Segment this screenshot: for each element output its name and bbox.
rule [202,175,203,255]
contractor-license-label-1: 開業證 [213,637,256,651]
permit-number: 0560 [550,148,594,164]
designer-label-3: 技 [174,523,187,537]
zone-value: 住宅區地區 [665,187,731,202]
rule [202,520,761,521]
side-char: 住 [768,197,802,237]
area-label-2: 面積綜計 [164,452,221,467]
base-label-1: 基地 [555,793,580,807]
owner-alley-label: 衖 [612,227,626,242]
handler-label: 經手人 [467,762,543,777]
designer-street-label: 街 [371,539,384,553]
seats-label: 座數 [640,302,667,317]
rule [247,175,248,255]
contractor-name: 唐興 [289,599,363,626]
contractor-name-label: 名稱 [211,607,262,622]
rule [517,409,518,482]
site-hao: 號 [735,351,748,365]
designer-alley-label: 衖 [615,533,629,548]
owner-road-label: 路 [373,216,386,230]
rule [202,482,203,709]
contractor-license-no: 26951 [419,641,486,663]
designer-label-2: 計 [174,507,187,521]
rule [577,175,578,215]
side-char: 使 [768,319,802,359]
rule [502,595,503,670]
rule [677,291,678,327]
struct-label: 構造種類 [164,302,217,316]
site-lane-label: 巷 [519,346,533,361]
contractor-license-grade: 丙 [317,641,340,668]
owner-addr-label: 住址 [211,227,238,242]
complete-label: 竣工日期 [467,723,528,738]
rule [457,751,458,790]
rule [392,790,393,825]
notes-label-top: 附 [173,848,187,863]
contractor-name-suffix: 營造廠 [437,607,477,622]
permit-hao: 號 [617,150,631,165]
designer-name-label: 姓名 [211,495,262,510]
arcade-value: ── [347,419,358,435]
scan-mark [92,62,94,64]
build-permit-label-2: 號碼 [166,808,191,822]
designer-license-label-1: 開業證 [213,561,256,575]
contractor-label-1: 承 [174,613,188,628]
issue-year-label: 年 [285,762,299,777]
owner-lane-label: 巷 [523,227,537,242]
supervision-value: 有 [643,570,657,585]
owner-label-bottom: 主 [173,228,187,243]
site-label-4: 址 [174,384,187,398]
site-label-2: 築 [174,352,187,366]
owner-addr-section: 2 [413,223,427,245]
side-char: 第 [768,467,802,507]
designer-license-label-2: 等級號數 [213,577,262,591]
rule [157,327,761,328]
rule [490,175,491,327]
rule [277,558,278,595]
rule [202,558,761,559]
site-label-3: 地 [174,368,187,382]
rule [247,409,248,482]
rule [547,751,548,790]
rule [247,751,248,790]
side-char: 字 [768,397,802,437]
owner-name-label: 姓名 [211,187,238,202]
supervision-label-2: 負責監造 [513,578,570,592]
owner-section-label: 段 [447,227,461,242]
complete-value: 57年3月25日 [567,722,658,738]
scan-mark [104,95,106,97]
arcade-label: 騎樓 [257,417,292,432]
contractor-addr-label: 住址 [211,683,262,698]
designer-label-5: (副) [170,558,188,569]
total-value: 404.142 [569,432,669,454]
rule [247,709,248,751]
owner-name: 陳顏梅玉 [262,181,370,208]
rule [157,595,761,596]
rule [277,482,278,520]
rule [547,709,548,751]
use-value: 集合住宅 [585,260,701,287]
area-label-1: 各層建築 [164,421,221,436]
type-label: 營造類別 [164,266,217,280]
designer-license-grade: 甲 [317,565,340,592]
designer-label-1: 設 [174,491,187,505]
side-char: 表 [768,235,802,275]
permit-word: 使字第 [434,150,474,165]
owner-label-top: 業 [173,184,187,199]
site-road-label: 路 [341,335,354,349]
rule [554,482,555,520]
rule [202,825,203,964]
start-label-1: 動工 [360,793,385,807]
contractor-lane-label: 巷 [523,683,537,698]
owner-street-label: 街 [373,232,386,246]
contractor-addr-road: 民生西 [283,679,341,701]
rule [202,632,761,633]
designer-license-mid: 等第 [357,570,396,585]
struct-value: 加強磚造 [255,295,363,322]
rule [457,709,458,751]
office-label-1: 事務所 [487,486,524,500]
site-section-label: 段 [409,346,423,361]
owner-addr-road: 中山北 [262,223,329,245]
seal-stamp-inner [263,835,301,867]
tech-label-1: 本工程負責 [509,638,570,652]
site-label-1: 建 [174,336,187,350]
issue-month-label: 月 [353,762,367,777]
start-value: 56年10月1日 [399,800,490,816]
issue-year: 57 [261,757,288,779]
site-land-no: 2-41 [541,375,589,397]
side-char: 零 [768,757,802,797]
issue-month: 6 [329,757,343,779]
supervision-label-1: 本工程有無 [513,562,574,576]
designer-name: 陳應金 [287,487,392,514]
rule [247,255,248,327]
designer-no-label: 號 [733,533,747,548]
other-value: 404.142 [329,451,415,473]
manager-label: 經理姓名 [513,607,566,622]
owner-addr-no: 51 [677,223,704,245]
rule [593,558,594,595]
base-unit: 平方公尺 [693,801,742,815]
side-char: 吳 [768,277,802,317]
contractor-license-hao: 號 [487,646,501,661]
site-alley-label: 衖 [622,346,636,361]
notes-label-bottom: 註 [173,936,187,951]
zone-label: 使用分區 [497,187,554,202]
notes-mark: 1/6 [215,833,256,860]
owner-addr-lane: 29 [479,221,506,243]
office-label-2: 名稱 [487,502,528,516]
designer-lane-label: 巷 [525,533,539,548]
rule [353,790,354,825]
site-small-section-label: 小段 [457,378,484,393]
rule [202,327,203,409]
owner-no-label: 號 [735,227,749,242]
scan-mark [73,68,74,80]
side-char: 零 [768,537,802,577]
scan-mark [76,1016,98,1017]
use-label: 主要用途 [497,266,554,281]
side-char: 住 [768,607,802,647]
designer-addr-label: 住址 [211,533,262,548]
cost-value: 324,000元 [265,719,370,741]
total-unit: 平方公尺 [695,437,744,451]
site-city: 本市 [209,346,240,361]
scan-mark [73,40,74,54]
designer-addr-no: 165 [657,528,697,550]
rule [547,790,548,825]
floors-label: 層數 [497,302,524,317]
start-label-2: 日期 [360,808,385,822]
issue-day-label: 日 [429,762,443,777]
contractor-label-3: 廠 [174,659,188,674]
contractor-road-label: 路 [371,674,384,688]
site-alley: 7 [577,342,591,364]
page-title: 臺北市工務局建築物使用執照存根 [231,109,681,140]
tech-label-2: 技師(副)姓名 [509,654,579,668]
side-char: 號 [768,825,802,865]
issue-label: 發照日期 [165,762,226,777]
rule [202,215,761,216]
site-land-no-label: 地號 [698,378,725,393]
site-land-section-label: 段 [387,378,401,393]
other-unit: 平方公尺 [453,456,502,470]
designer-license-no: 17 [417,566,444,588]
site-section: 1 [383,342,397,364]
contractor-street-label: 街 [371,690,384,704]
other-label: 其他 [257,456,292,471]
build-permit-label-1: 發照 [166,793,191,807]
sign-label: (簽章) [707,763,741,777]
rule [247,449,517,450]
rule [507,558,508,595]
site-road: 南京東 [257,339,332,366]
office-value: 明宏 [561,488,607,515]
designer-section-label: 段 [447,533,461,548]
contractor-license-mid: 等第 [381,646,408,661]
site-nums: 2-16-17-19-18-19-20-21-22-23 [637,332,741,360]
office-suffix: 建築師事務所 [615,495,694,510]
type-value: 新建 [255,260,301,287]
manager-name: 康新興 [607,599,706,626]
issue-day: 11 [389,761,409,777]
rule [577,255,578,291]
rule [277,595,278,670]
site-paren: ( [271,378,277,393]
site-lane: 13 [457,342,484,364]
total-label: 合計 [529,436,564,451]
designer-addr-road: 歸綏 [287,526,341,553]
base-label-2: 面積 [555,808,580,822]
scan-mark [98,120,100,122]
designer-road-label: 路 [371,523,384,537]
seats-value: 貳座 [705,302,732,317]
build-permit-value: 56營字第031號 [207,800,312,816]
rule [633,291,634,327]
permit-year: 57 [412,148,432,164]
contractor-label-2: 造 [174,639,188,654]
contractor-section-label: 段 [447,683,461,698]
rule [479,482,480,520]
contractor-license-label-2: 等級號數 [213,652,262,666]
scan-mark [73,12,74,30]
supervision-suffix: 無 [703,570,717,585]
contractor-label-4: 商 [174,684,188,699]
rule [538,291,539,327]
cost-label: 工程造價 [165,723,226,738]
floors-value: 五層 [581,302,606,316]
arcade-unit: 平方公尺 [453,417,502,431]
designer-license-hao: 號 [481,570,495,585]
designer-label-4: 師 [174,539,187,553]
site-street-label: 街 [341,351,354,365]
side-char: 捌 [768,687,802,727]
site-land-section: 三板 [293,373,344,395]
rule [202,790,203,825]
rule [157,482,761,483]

☆ ☆ ☆

EXERCISE REQUIREMENTS:
Print the items from their first line through the line containing "zone-value: 住宅區地區 [665,187,731,202]", copying each line character for character.

ANSWER BELOW:
Segment this screenshot: for each element output its name and bbox.
rule [202,175,203,255]
contractor-license-label-1: 開業證 [213,637,256,651]
permit-number: 0560 [550,148,594,164]
designer-label-3: 技 [174,523,187,537]
zone-value: 住宅區地區 [665,187,731,202]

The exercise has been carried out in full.